Data entries:
────────────────────────────────────────

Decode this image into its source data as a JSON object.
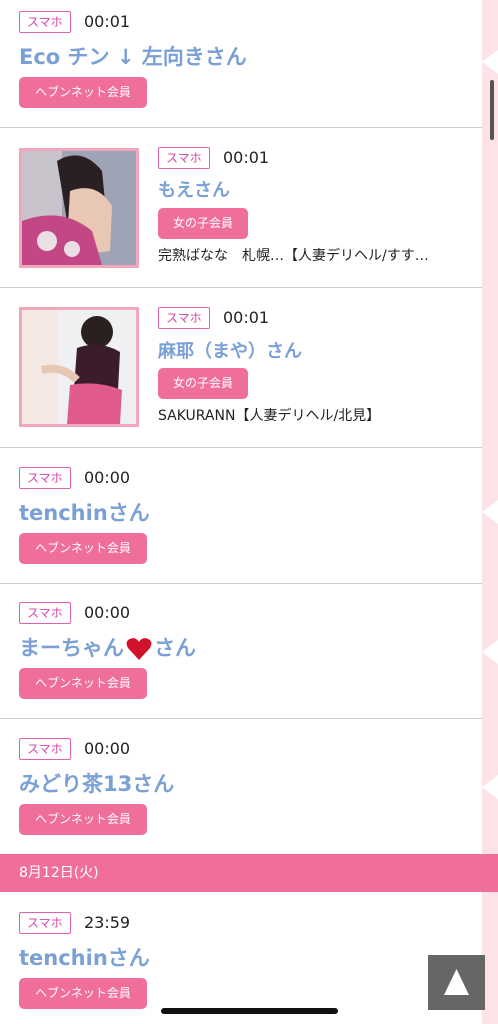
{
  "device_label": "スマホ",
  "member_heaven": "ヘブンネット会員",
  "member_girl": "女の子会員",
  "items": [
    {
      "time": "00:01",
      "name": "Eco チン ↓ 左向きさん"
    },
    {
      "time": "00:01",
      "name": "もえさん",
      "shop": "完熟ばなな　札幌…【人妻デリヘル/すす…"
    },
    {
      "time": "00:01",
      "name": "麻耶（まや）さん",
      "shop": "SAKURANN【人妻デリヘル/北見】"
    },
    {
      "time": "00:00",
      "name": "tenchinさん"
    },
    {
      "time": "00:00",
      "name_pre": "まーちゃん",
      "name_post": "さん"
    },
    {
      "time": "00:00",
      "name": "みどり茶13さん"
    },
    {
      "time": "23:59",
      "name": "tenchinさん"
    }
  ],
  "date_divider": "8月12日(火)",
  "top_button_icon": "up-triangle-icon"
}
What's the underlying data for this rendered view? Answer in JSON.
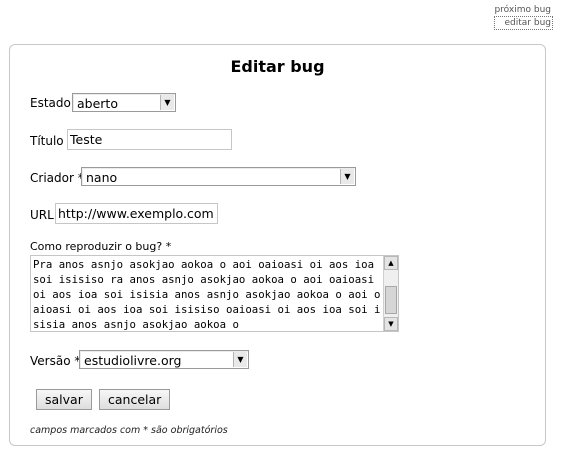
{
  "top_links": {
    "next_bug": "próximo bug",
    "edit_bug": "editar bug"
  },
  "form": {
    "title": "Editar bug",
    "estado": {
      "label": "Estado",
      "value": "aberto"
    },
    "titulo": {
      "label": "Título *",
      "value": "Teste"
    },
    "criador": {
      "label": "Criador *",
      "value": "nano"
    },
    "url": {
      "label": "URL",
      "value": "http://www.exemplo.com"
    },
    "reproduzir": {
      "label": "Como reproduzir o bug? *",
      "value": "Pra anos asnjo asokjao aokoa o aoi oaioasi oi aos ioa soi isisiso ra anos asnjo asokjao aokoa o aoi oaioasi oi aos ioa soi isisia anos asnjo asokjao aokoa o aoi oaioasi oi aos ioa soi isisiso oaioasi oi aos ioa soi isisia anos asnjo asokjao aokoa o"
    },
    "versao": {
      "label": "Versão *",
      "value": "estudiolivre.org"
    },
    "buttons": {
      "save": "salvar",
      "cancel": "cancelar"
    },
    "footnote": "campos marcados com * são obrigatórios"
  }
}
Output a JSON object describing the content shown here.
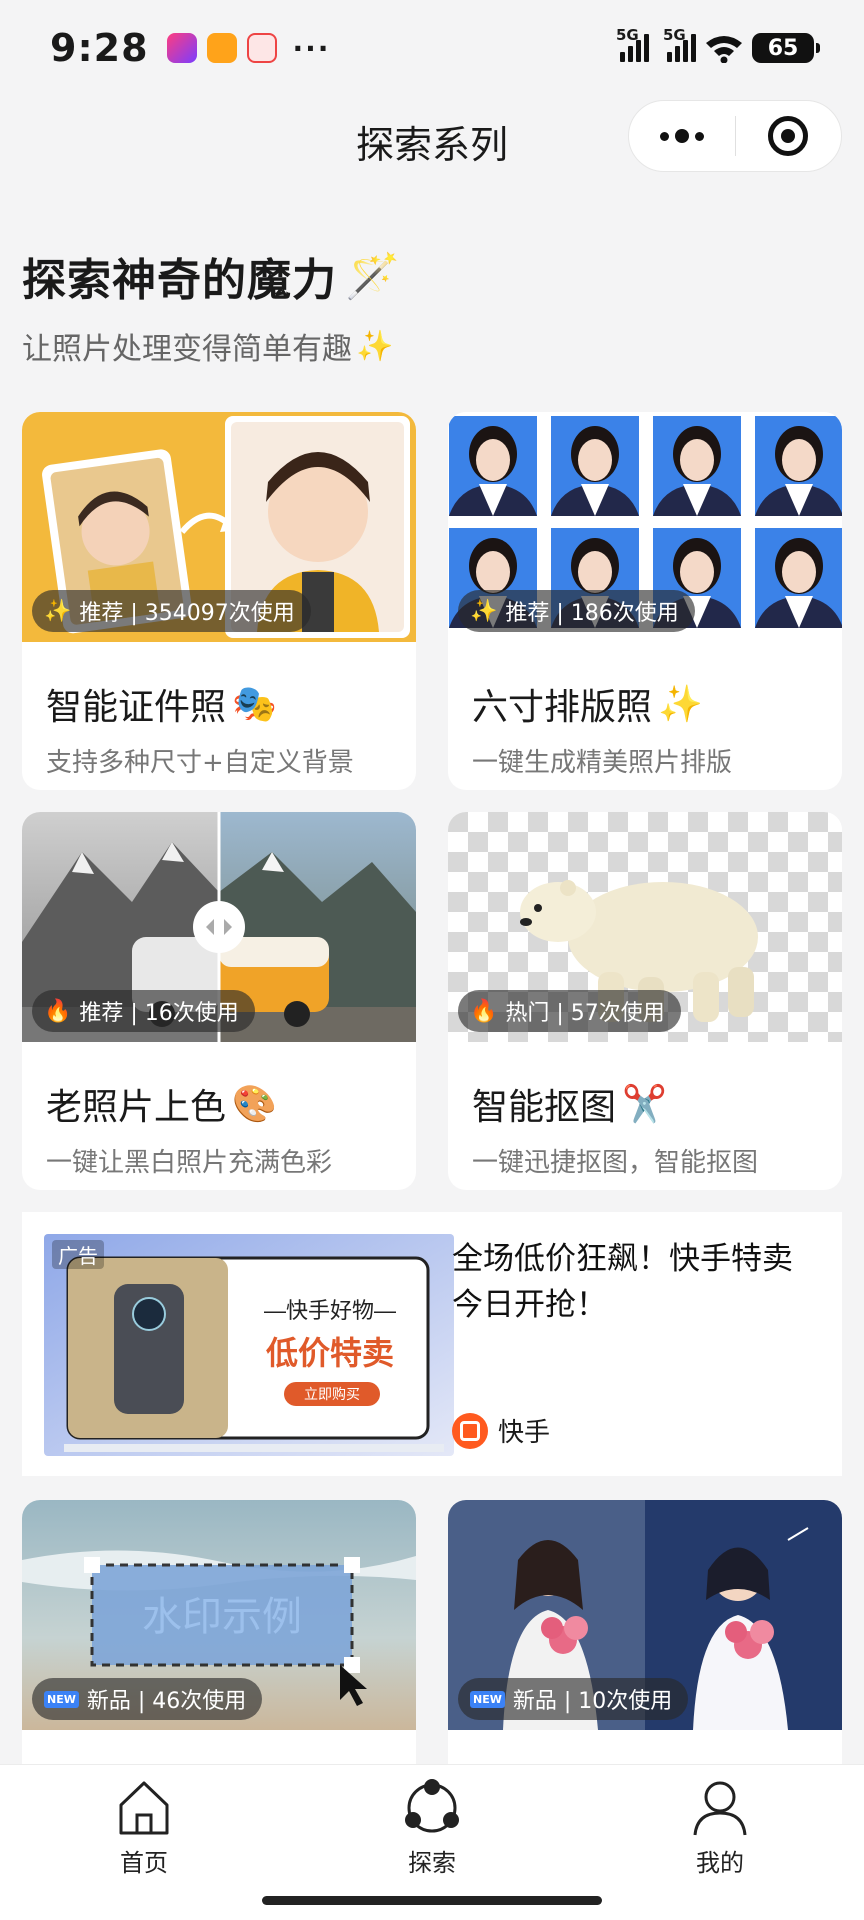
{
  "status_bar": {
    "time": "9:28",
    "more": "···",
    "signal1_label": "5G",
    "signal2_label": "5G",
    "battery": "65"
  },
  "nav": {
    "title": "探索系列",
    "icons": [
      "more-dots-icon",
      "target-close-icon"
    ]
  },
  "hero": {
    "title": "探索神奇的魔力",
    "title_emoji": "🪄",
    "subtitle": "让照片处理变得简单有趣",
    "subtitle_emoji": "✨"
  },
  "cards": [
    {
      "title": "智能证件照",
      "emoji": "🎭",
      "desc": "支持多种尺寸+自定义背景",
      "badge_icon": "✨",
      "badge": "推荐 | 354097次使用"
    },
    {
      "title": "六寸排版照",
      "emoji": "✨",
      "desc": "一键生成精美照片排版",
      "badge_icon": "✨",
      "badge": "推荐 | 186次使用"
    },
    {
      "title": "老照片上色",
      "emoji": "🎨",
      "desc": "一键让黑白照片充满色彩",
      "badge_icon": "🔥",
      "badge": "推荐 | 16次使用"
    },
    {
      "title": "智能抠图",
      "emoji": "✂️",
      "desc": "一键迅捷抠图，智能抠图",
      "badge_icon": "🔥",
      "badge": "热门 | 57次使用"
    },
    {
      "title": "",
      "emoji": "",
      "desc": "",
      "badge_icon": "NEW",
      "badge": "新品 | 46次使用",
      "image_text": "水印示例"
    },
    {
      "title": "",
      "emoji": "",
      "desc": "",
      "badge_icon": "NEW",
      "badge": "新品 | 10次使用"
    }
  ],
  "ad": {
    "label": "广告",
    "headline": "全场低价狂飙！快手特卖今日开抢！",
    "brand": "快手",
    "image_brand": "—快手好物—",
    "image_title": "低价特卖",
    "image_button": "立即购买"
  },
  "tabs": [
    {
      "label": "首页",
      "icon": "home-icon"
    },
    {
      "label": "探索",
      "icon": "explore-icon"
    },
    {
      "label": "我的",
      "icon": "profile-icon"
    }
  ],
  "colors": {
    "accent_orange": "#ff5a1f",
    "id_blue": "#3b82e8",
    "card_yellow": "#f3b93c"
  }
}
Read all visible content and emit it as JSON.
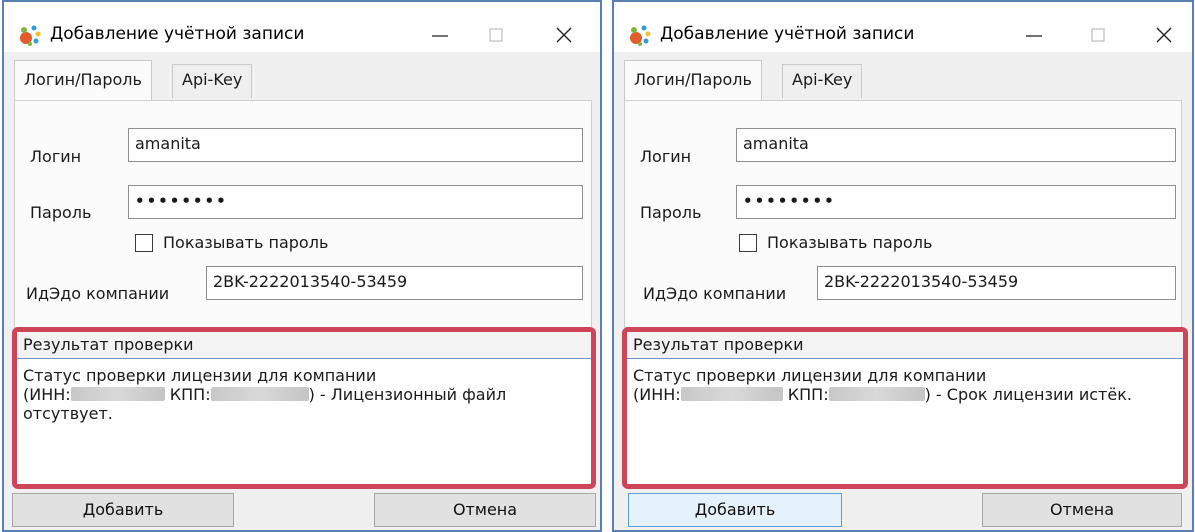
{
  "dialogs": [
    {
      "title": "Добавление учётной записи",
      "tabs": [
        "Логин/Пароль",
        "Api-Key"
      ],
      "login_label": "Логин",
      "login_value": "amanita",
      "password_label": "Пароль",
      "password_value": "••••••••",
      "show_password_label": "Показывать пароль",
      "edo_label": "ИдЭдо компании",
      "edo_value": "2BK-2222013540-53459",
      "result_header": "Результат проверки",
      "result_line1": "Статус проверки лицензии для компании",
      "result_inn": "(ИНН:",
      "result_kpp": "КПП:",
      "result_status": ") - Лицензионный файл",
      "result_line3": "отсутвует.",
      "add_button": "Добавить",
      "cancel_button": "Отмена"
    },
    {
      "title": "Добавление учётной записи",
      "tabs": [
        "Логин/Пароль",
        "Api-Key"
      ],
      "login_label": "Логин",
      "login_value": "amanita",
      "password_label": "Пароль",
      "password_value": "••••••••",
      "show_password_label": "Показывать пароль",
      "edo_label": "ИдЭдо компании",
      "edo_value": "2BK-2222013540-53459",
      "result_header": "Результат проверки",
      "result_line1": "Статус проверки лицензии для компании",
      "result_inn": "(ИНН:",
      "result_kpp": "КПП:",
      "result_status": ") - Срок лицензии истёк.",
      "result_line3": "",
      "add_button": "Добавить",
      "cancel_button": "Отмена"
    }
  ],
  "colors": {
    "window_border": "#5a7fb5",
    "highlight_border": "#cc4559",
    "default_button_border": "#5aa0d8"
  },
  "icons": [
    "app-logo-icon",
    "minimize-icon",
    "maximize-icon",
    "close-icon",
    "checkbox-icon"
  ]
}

────────────────────────────────────────

• **What to do**
Please repeat the entries exactly. Do not include the pictures.

• **Response to this exercise**
Decode this image into its source data as a JSON object.
{
  "device_label": "スマホ",
  "member_heaven": "ヘブンネット会員",
  "member_girl": "女の子会員",
  "items": [
    {
      "time": "00:01",
      "name": "Eco チン ↓ 左向きさん"
    },
    {
      "time": "00:01",
      "name": "もえさん",
      "shop": "完熟ばなな　札幌…【人妻デリヘル/すす…"
    },
    {
      "time": "00:01",
      "name": "麻耶（まや）さん",
      "shop": "SAKURANN【人妻デリヘル/北見】"
    },
    {
      "time": "00:00",
      "name": "tenchinさん"
    },
    {
      "time": "00:00",
      "name_pre": "まーちゃん",
      "name_post": "さん"
    },
    {
      "time": "00:00",
      "name": "みどり茶13さん"
    },
    {
      "time": "23:59",
      "name": "tenchinさん"
    }
  ],
  "date_divider": "8月12日(火)",
  "top_button_icon": "up-triangle-icon"
}
What's the underlying data for this rendered view? Answer in JSON.
{
  "top_links": {
    "next_bug": "próximo bug",
    "edit_bug": "editar bug"
  },
  "form": {
    "title": "Editar bug",
    "estado": {
      "label": "Estado",
      "value": "aberto"
    },
    "titulo": {
      "label": "Título *",
      "value": "Teste"
    },
    "criador": {
      "label": "Criador *",
      "value": "nano"
    },
    "url": {
      "label": "URL",
      "value": "http://www.exemplo.com"
    },
    "reproduzir": {
      "label": "Como reproduzir o bug? *",
      "value": "Pra anos asnjo asokjao aokoa o aoi oaioasi oi aos ioa soi isisiso ra anos asnjo asokjao aokoa o aoi oaioasi oi aos ioa soi isisia anos asnjo asokjao aokoa o aoi oaioasi oi aos ioa soi isisiso oaioasi oi aos ioa soi isisia anos asnjo asokjao aokoa o"
    },
    "versao": {
      "label": "Versão *",
      "value": "estudiolivre.org"
    },
    "buttons": {
      "save": "salvar",
      "cancel": "cancelar"
    },
    "footnote": "campos marcados com * são obrigatórios"
  }
}
Output a JSON object describing the content shown here.
{
  "status_bar": {
    "time": "9:28",
    "more": "···",
    "signal1_label": "5G",
    "signal2_label": "5G",
    "battery": "65"
  },
  "nav": {
    "title": "探索系列",
    "icons": [
      "more-dots-icon",
      "target-close-icon"
    ]
  },
  "hero": {
    "title": "探索神奇的魔力",
    "title_emoji": "🪄",
    "subtitle": "让照片处理变得简单有趣",
    "subtitle_emoji": "✨"
  },
  "cards": [
    {
      "title": "智能证件照",
      "emoji": "🎭",
      "desc": "支持多种尺寸+自定义背景",
      "badge_icon": "✨",
      "badge": "推荐 | 354097次使用"
    },
    {
      "title": "六寸排版照",
      "emoji": "✨",
      "desc": "一键生成精美照片排版",
      "badge_icon": "✨",
      "badge": "推荐 | 186次使用"
    },
    {
      "title": "老照片上色",
      "emoji": "🎨",
      "desc": "一键让黑白照片充满色彩",
      "badge_icon": "🔥",
      "badge": "推荐 | 16次使用"
    },
    {
      "title": "智能抠图",
      "emoji": "✂️",
      "desc": "一键迅捷抠图，智能抠图",
      "badge_icon": "🔥",
      "badge": "热门 | 57次使用"
    },
    {
      "title": "",
      "emoji": "",
      "desc": "",
      "badge_icon": "NEW",
      "badge": "新品 | 46次使用",
      "image_text": "水印示例"
    },
    {
      "title": "",
      "emoji": "",
      "desc": "",
      "badge_icon": "NEW",
      "badge": "新品 | 10次使用"
    }
  ],
  "ad": {
    "label": "广告",
    "headline": "全场低价狂飙！快手特卖今日开抢！",
    "brand": "快手",
    "image_brand": "—快手好物—",
    "image_title": "低价特卖",
    "image_button": "立即购买"
  },
  "tabs": [
    {
      "label": "首页",
      "icon": "home-icon"
    },
    {
      "label": "探索",
      "icon": "explore-icon"
    },
    {
      "label": "我的",
      "icon": "profile-icon"
    }
  ],
  "colors": {
    "accent_orange": "#ff5a1f",
    "id_blue": "#3b82e8",
    "card_yellow": "#f3b93c"
  }
}
Read all visible content and emit it as JSON.
{
  "dialogs": [
    {
      "title": "Добавление учётной записи",
      "tabs": [
        "Логин/Пароль",
        "Api-Key"
      ],
      "login_label": "Логин",
      "login_value": "amanita",
      "password_label": "Пароль",
      "password_value": "••••••••",
      "show_password_label": "Показывать пароль",
      "edo_label": "ИдЭдо компании",
      "edo_value": "2BK-2222013540-53459",
      "result_header": "Результат проверки",
      "result_line1": "Статус проверки лицензии для компании",
      "result_inn": "(ИНН:",
      "result_kpp": "КПП:",
      "result_status": ") - Лицензионный файл",
      "result_line3": "отсутвует.",
      "add_button": "Добавить",
      "cancel_button": "Отмена"
    },
    {
      "title": "Добавление учётной записи",
      "tabs": [
        "Логин/Пароль",
        "Api-Key"
      ],
      "login_label": "Логин",
      "login_value": "amanita",
      "password_label": "Пароль",
      "password_value": "••••••••",
      "show_password_label": "Показывать пароль",
      "edo_label": "ИдЭдо компании",
      "edo_value": "2BK-2222013540-53459",
      "result_header": "Результат проверки",
      "result_line1": "Статус проверки лицензии для компании",
      "result_inn": "(ИНН:",
      "result_kpp": "КПП:",
      "result_status": ") - Срок лицензии истёк.",
      "result_line3": "",
      "add_button": "Добавить",
      "cancel_button": "Отмена"
    }
  ],
  "colors": {
    "window_border": "#5a7fb5",
    "highlight_border": "#cc4559",
    "default_button_border": "#5aa0d8"
  },
  "icons": [
    "app-logo-icon",
    "minimize-icon",
    "maximize-icon",
    "close-icon",
    "checkbox-icon"
  ]
}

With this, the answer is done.